Collected data –
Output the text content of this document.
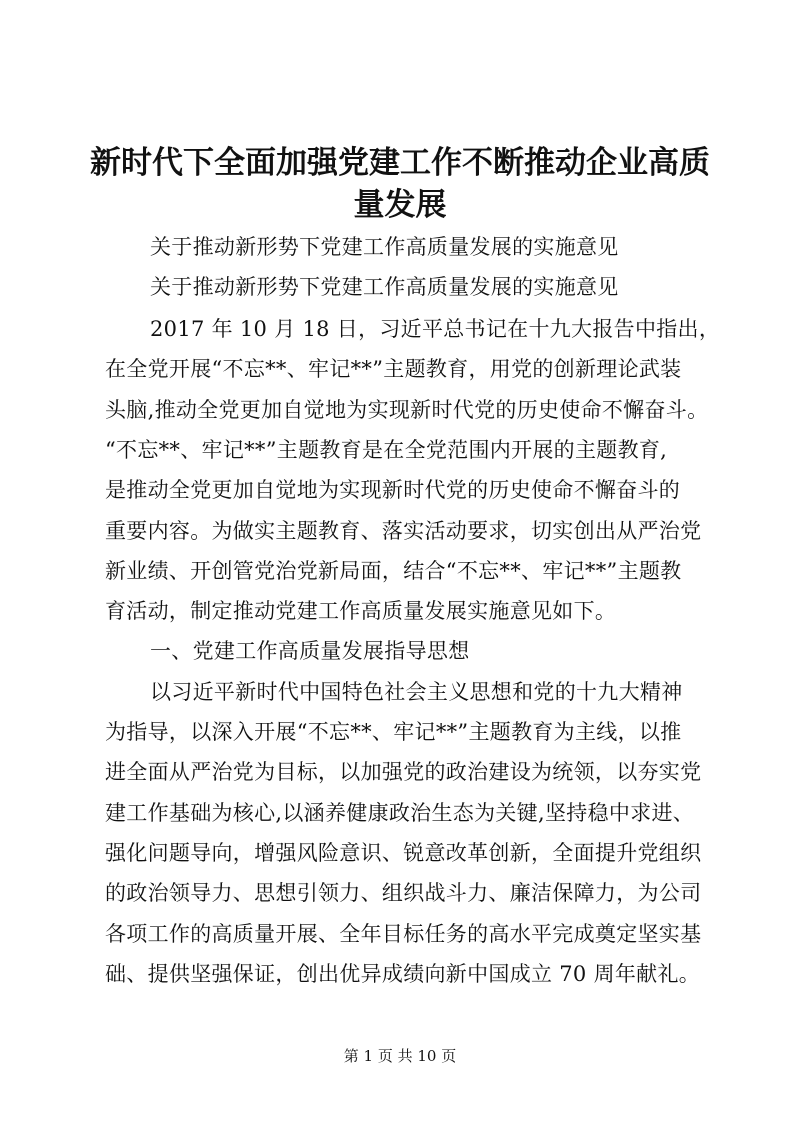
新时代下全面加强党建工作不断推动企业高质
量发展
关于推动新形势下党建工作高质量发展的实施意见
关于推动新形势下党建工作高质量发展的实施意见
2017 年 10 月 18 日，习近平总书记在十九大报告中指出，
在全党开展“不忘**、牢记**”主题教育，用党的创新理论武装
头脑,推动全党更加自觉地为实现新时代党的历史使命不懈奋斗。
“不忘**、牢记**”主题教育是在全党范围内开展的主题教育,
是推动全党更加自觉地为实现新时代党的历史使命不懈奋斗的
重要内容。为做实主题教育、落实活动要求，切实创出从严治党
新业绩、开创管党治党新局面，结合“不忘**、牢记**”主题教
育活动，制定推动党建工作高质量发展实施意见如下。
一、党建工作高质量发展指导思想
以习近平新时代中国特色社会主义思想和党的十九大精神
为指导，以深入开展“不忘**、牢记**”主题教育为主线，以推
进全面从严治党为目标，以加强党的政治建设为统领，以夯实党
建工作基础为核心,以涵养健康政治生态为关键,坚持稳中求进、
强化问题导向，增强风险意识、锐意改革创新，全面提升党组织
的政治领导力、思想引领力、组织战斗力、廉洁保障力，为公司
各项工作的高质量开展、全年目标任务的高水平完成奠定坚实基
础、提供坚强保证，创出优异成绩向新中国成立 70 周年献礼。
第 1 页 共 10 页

TASK INSTRUCTIONS – Quote the records in full and exactly; skip any image.

THE REPLY –
Output the text content of this document.
新时代下全面加强党建工作不断推动企业高质
量发展
关于推动新形势下党建工作高质量发展的实施意见
关于推动新形势下党建工作高质量发展的实施意见
2017 年 10 月 18 日，习近平总书记在十九大报告中指出，
在全党开展“不忘**、牢记**”主题教育，用党的创新理论武装
头脑,推动全党更加自觉地为实现新时代党的历史使命不懈奋斗。
“不忘**、牢记**”主题教育是在全党范围内开展的主题教育,
是推动全党更加自觉地为实现新时代党的历史使命不懈奋斗的
重要内容。为做实主题教育、落实活动要求，切实创出从严治党
新业绩、开创管党治党新局面，结合“不忘**、牢记**”主题教
育活动，制定推动党建工作高质量发展实施意见如下。
一、党建工作高质量发展指导思想
以习近平新时代中国特色社会主义思想和党的十九大精神
为指导，以深入开展“不忘**、牢记**”主题教育为主线，以推
进全面从严治党为目标，以加强党的政治建设为统领，以夯实党
建工作基础为核心,以涵养健康政治生态为关键,坚持稳中求进、
强化问题导向，增强风险意识、锐意改革创新，全面提升党组织
的政治领导力、思想引领力、组织战斗力、廉洁保障力，为公司
各项工作的高质量开展、全年目标任务的高水平完成奠定坚实基
础、提供坚强保证，创出优异成绩向新中国成立 70 周年献礼。
第 1 页 共 10 页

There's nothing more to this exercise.